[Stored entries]

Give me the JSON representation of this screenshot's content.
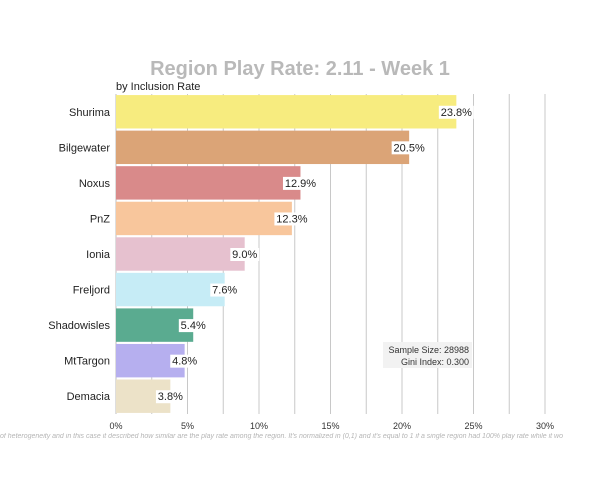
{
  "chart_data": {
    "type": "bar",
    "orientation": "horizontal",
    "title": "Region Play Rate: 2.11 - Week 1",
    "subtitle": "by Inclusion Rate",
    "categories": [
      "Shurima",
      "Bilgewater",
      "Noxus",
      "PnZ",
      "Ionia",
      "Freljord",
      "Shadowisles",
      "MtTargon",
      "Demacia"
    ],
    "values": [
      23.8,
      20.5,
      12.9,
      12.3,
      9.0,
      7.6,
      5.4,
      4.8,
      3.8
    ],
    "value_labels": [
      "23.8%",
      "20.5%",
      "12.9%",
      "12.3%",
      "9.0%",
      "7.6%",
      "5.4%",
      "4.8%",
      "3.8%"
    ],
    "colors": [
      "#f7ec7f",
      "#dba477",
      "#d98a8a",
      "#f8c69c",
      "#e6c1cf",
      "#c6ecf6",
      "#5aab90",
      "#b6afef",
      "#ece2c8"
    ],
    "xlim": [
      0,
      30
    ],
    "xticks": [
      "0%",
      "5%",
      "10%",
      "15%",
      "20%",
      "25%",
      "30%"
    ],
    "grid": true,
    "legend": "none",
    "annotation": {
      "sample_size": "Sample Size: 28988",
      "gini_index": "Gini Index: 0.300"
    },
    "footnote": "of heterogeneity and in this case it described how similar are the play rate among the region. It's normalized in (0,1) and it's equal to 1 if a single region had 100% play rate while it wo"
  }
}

---

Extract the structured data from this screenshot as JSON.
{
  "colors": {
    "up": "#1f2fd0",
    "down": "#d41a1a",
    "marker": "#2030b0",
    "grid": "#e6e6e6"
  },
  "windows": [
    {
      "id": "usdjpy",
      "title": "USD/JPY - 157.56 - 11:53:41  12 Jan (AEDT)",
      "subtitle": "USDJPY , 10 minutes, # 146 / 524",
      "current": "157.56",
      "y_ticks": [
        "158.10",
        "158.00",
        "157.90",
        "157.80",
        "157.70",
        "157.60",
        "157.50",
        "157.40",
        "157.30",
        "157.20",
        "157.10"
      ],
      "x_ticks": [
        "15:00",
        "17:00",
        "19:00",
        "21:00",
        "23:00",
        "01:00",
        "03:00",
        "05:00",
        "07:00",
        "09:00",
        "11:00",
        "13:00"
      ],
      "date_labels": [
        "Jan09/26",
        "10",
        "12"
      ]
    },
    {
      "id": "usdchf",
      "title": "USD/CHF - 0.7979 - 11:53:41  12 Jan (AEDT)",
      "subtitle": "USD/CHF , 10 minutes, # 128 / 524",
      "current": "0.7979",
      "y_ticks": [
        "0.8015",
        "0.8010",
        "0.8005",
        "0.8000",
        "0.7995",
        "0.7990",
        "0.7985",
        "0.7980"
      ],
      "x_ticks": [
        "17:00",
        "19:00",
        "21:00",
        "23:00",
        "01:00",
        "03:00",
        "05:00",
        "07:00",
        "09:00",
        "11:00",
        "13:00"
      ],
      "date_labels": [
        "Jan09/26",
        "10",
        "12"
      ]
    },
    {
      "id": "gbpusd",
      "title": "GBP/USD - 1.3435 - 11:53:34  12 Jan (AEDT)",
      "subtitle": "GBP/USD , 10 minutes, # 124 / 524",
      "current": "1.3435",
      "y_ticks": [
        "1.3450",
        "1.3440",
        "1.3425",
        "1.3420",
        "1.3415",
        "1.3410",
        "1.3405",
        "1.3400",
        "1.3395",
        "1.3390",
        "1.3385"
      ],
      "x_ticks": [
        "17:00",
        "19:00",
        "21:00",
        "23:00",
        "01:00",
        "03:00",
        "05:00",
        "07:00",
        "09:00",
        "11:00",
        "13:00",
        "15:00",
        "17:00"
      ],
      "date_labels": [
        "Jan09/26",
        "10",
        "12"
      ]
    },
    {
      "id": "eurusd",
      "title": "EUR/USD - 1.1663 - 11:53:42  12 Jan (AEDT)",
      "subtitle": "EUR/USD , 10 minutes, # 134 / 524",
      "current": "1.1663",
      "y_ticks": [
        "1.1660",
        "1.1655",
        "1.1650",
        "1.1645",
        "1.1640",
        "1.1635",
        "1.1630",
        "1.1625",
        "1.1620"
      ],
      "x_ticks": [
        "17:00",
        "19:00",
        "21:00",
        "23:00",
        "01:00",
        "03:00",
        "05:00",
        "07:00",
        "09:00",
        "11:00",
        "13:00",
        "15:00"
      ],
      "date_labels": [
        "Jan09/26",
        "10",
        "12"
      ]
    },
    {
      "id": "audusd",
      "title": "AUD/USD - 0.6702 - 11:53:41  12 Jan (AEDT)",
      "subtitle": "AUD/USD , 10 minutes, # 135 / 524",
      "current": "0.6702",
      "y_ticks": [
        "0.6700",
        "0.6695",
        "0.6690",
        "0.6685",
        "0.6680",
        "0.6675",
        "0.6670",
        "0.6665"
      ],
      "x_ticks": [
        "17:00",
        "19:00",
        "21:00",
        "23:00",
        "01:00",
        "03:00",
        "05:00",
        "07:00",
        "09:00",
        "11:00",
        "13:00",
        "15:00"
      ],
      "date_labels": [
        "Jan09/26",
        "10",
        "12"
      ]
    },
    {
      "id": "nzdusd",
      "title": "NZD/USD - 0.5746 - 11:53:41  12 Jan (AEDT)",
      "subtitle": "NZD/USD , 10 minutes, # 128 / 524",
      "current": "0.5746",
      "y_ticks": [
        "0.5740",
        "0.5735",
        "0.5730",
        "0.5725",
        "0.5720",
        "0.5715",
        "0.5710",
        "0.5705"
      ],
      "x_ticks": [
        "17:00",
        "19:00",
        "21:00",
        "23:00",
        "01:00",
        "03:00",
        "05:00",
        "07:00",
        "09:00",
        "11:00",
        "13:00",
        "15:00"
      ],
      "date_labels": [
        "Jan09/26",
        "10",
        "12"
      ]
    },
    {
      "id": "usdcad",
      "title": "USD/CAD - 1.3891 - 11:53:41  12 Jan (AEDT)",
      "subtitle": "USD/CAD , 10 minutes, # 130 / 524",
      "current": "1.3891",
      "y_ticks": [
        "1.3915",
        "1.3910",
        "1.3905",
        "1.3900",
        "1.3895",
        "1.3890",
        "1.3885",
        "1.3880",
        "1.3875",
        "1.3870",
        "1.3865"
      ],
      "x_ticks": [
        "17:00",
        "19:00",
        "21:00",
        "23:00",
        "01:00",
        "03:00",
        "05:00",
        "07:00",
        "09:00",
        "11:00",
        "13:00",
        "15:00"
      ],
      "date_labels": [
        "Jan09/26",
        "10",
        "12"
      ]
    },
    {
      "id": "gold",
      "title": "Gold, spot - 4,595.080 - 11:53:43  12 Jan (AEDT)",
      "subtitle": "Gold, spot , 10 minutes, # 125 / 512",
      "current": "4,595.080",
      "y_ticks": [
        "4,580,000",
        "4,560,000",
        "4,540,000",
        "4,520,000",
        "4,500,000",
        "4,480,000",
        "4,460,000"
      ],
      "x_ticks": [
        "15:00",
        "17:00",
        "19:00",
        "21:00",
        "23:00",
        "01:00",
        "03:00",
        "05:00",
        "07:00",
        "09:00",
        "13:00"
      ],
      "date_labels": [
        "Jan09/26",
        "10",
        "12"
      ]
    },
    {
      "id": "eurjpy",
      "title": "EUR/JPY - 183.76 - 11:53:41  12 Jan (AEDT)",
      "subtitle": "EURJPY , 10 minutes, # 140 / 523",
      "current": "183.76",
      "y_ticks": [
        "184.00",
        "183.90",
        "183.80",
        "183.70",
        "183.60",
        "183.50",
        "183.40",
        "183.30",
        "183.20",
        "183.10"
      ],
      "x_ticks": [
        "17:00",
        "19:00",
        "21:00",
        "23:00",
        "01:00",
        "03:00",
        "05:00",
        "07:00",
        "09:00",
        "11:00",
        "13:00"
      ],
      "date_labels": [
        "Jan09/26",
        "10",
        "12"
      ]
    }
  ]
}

[Written request]:
Track down every line of the material containing the string "subtitle", and copy it.

[Exercise response]:
    "subtitle": "by Inclusion Rate",
      "subtitle": "USDJPY , 10 minutes, # 146 / 524",
      "subtitle": "USD/CHF , 10 minutes, # 128 / 524",
      "subtitle": "GBP/USD , 10 minutes, # 124 / 524",
      "subtitle": "EUR/USD , 10 minutes, # 134 / 524",
      "subtitle": "AUD/USD , 10 minutes, # 135 / 524",
      "subtitle": "NZD/USD , 10 minutes, # 128 / 524",
      "subtitle": "USD/CAD , 10 minutes, # 130 / 524",
      "subtitle": "Gold, spot , 10 minutes, # 125 / 512",
      "subtitle": "EURJPY , 10 minutes, # 140 / 523",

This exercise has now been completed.